What is being asked
Render the material again word for word, skipping the pictures in it.

⟨

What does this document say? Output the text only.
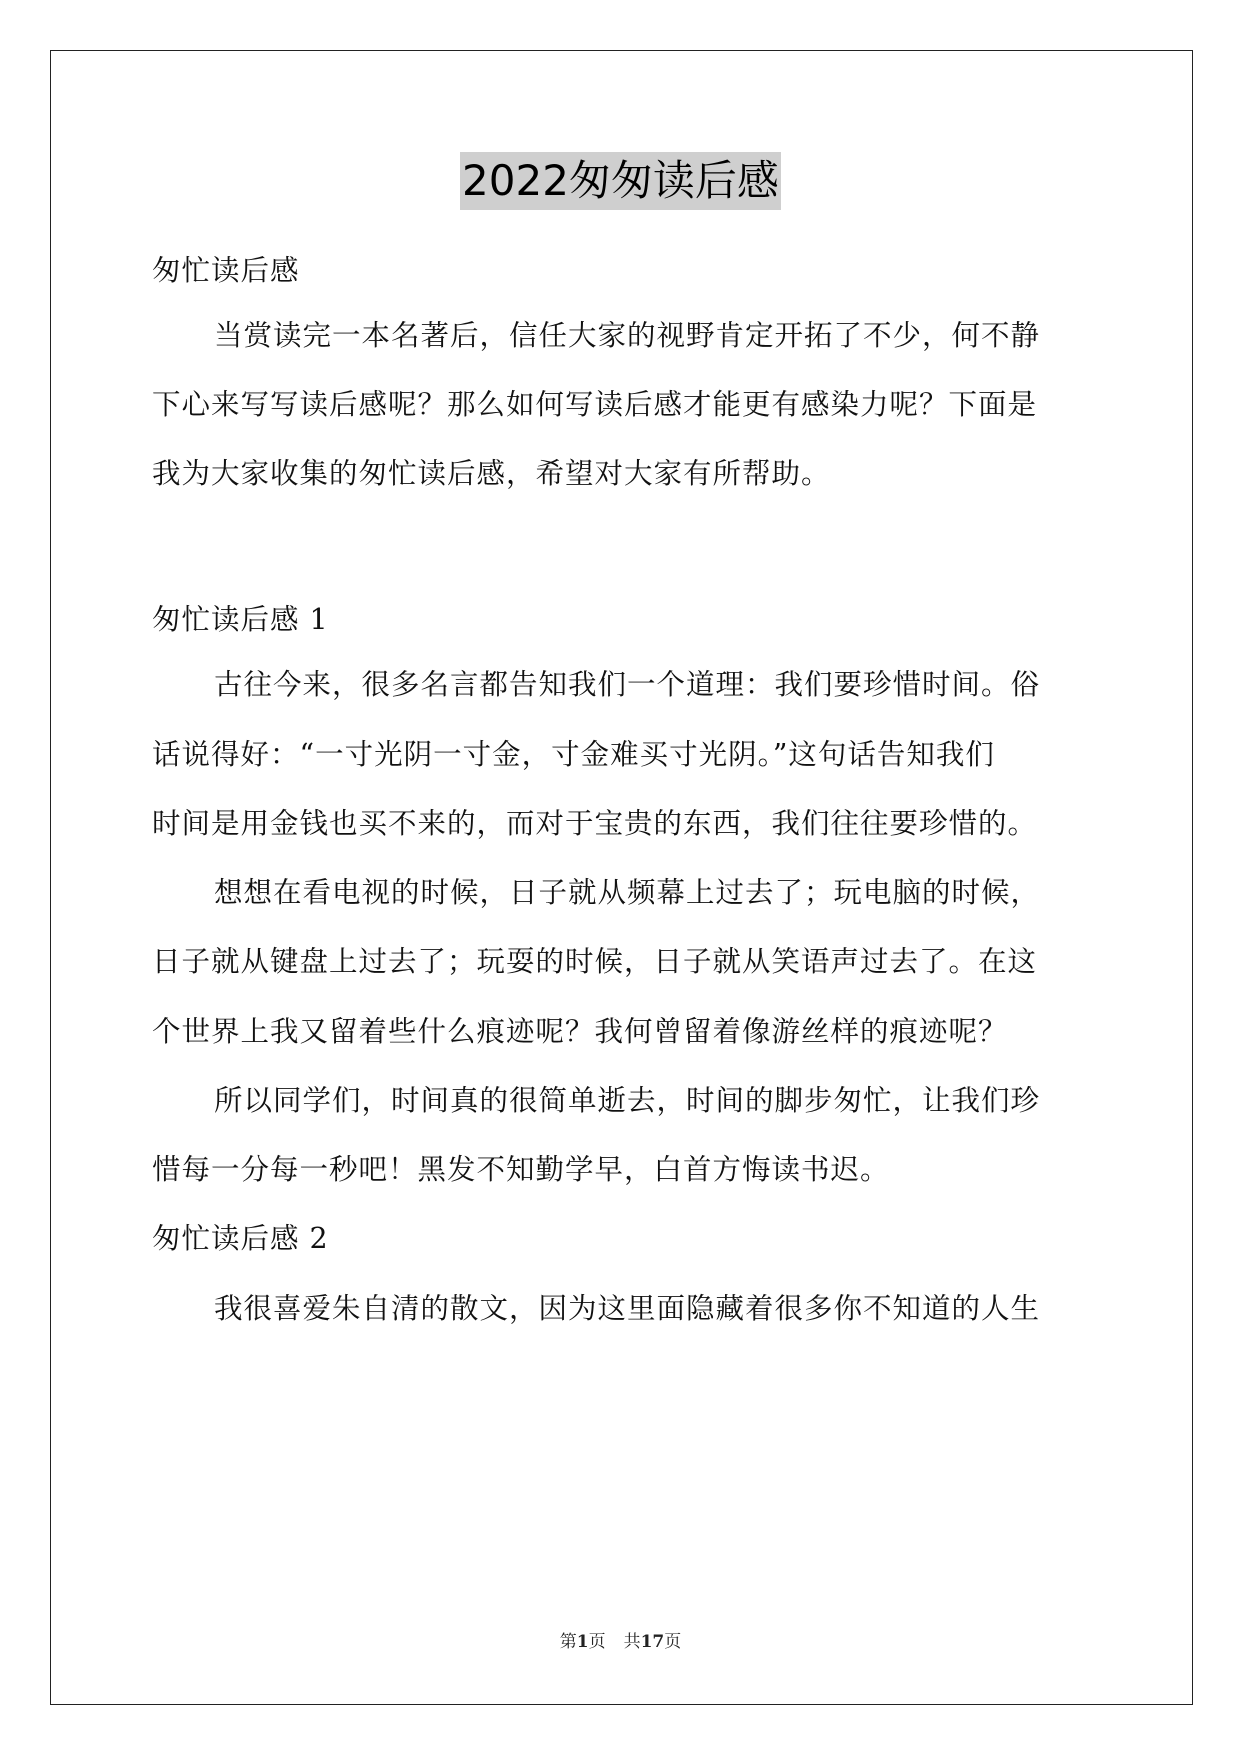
2022匆匆读后感
匆忙读后感
当赏读完一本名著后，信任大家的视野肯定开拓了不少，何不静
下心来写写读后感呢？那么如何写读后感才能更有感染力呢？下面是
我为大家收集的匆忙读后感，希望对大家有所帮助。
匆忙读后感 1
古往今来，很多名言都告知我们一个道理：我们要珍惜时间。俗
话说得好：“一寸光阴一寸金，寸金难买寸光阴。”这句话告知我们
时间是用金钱也买不来的，而对于宝贵的东西，我们往往要珍惜的。
想想在看电视的时候，日子就从频幕上过去了；玩电脑的时候，
日子就从键盘上过去了；玩耍的时候，日子就从笑语声过去了。在这
个世界上我又留着些什么痕迹呢？我何曾留着像游丝样的痕迹呢？
所以同学们，时间真的很简单逝去，时间的脚步匆忙，让我们珍
惜每一分每一秒吧！黑发不知勤学早，白首方悔读书迟。
匆忙读后感 2
我很喜爱朱自清的散文，因为这里面隐藏着很多你不知道的人生
第1页 共17页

⟩

Final result
What does this document say? Output the text only.
2022匆匆读后感
匆忙读后感
当赏读完一本名著后，信任大家的视野肯定开拓了不少，何不静
下心来写写读后感呢？那么如何写读后感才能更有感染力呢？下面是
我为大家收集的匆忙读后感，希望对大家有所帮助。
匆忙读后感 1
古往今来，很多名言都告知我们一个道理：我们要珍惜时间。俗
话说得好：“一寸光阴一寸金，寸金难买寸光阴。”这句话告知我们
时间是用金钱也买不来的，而对于宝贵的东西，我们往往要珍惜的。
想想在看电视的时候，日子就从频幕上过去了；玩电脑的时候，
日子就从键盘上过去了；玩耍的时候，日子就从笑语声过去了。在这
个世界上我又留着些什么痕迹呢？我何曾留着像游丝样的痕迹呢？
所以同学们，时间真的很简单逝去，时间的脚步匆忙，让我们珍
惜每一分每一秒吧！黑发不知勤学早，白首方悔读书迟。
匆忙读后感 2
我很喜爱朱自清的散文，因为这里面隐藏着很多你不知道的人生
第1页 共17页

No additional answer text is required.